[Layout element annotations]
· · ·

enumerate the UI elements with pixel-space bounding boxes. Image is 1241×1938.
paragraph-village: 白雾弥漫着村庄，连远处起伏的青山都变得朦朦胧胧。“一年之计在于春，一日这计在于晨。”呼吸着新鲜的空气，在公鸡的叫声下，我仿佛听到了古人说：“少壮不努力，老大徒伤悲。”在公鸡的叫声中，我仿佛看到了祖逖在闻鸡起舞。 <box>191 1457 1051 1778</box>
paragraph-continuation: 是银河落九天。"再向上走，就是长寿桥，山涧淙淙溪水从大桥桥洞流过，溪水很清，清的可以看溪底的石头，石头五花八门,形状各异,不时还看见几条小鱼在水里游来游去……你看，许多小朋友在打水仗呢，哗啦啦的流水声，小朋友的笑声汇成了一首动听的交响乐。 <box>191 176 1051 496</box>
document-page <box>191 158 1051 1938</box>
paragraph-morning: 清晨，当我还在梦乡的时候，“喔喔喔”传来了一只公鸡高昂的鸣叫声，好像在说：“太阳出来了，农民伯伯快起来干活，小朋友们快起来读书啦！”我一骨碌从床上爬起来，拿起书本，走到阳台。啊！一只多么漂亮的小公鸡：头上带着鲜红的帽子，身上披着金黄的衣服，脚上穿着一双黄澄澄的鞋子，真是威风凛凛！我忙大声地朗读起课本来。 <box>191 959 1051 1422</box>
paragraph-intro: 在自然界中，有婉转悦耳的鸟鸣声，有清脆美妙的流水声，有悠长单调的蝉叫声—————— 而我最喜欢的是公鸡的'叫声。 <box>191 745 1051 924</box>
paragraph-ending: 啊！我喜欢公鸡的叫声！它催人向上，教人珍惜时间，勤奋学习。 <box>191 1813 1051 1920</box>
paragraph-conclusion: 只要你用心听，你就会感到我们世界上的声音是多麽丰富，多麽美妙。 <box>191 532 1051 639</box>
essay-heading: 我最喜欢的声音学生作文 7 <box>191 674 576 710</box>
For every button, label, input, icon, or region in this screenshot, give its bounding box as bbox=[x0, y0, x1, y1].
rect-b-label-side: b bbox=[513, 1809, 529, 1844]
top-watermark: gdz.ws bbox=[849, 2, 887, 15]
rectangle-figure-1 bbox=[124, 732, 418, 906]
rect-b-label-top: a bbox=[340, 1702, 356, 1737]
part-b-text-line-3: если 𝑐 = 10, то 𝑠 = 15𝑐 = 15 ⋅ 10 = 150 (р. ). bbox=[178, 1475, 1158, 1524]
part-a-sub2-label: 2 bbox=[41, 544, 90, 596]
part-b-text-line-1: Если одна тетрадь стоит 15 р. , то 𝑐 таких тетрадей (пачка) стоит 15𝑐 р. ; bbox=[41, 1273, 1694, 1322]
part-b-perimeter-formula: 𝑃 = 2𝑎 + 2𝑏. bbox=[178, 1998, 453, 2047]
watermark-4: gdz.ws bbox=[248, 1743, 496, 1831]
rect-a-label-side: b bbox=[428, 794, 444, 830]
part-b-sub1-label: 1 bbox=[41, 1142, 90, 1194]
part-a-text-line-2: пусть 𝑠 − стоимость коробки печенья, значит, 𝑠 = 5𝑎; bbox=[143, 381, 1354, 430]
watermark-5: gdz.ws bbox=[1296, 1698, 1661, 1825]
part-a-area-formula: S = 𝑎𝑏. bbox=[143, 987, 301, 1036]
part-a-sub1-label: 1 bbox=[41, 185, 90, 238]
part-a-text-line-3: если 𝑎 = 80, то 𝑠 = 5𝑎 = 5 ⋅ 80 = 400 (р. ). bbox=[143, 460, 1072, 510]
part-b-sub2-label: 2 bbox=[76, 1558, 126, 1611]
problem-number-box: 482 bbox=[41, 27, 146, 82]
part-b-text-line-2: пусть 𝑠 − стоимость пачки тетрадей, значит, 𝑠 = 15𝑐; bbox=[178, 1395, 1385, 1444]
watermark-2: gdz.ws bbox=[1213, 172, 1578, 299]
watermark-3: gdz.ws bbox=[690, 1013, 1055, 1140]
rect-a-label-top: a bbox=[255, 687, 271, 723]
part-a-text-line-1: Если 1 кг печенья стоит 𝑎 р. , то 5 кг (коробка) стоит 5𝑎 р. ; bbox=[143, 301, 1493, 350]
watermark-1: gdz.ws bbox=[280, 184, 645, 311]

· · ·

◆ **Problem to solve**
Return each line from the rows above that contains the string "watermark".

◆ **The solution**
top-watermark: gdz.ws bbox=[849, 2, 887, 15]
watermark-4: gdz.ws bbox=[248, 1743, 496, 1831]
watermark-5: gdz.ws bbox=[1296, 1698, 1661, 1825]
watermark-2: gdz.ws bbox=[1213, 172, 1578, 299]
watermark-3: gdz.ws bbox=[690, 1013, 1055, 1140]
watermark-1: gdz.ws bbox=[280, 184, 645, 311]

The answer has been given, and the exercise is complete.